## Exercise requirements:
Restate the records in their entirety, word for word.

[Dataset items]
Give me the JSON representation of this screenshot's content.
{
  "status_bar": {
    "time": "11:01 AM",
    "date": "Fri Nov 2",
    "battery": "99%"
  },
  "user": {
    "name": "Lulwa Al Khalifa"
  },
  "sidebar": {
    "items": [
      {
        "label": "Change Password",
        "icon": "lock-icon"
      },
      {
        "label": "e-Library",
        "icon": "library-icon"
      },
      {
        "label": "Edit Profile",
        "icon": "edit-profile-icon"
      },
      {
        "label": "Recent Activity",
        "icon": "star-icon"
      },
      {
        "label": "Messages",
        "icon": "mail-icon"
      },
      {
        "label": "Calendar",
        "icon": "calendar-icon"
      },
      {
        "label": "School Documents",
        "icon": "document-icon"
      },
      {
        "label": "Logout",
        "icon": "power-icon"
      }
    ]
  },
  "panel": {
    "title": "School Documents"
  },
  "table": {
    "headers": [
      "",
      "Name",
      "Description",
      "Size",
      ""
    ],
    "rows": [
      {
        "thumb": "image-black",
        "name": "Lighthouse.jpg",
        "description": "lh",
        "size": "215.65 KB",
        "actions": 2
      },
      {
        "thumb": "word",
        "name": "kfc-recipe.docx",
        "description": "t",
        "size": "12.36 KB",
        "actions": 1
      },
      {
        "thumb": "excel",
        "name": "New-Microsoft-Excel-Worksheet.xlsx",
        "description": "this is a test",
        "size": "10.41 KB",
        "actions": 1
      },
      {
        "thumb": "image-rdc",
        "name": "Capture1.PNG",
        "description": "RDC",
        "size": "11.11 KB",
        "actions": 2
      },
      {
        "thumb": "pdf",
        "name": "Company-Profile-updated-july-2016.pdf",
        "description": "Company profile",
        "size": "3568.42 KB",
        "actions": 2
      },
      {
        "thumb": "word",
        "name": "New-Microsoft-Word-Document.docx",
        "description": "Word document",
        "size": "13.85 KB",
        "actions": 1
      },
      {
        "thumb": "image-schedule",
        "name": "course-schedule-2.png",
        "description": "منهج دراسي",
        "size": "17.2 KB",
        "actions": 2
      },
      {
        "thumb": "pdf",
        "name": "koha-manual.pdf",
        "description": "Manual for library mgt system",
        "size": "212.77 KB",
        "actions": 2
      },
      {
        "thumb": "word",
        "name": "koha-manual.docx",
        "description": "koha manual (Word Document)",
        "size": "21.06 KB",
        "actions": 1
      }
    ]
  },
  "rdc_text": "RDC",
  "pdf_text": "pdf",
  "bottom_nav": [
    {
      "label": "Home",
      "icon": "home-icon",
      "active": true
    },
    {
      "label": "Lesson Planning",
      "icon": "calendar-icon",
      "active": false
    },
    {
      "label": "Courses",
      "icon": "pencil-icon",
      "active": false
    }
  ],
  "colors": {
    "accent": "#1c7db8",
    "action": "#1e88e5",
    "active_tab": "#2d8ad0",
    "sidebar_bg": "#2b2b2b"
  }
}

## Written answer:
Give me the JSON representation of this screenshot's content.
{
  "status_bar": {
    "time": "11:01 AM",
    "date": "Fri Nov 2",
    "battery": "99%"
  },
  "user": {
    "name": "Lulwa Al Khalifa"
  },
  "sidebar": {
    "items": [
      {
        "label": "Change Password",
        "icon": "lock-icon"
      },
      {
        "label": "e-Library",
        "icon": "library-icon"
      },
      {
        "label": "Edit Profile",
        "icon": "edit-profile-icon"
      },
      {
        "label": "Recent Activity",
        "icon": "star-icon"
      },
      {
        "label": "Messages",
        "icon": "mail-icon"
      },
      {
        "label": "Calendar",
        "icon": "calendar-icon"
      },
      {
        "label": "School Documents",
        "icon": "document-icon"
      },
      {
        "label": "Logout",
        "icon": "power-icon"
      }
    ]
  },
  "panel": {
    "title": "School Documents"
  },
  "table": {
    "headers": [
      "",
      "Name",
      "Description",
      "Size",
      ""
    ],
    "rows": [
      {
        "thumb": "image-black",
        "name": "Lighthouse.jpg",
        "description": "lh",
        "size": "215.65 KB",
        "actions": 2
      },
      {
        "thumb": "word",
        "name": "kfc-recipe.docx",
        "description": "t",
        "size": "12.36 KB",
        "actions": 1
      },
      {
        "thumb": "excel",
        "name": "New-Microsoft-Excel-Worksheet.xlsx",
        "description": "this is a test",
        "size": "10.41 KB",
        "actions": 1
      },
      {
        "thumb": "image-rdc",
        "name": "Capture1.PNG",
        "description": "RDC",
        "size": "11.11 KB",
        "actions": 2
      },
      {
        "thumb": "pdf",
        "name": "Company-Profile-updated-july-2016.pdf",
        "description": "Company profile",
        "size": "3568.42 KB",
        "actions": 2
      },
      {
        "thumb": "word",
        "name": "New-Microsoft-Word-Document.docx",
        "description": "Word document",
        "size": "13.85 KB",
        "actions": 1
      },
      {
        "thumb": "image-schedule",
        "name": "course-schedule-2.png",
        "description": "منهج دراسي",
        "size": "17.2 KB",
        "actions": 2
      },
      {
        "thumb": "pdf",
        "name": "koha-manual.pdf",
        "description": "Manual for library mgt system",
        "size": "212.77 KB",
        "actions": 2
      },
      {
        "thumb": "word",
        "name": "koha-manual.docx",
        "description": "koha manual (Word Document)",
        "size": "21.06 KB",
        "actions": 1
      }
    ]
  },
  "rdc_text": "RDC",
  "pdf_text": "pdf",
  "bottom_nav": [
    {
      "label": "Home",
      "icon": "home-icon",
      "active": true
    },
    {
      "label": "Lesson Planning",
      "icon": "calendar-icon",
      "active": false
    },
    {
      "label": "Courses",
      "icon": "pencil-icon",
      "active": false
    }
  ],
  "colors": {
    "accent": "#1c7db8",
    "action": "#1e88e5",
    "active_tab": "#2d8ad0",
    "sidebar_bg": "#2b2b2b"
  }
}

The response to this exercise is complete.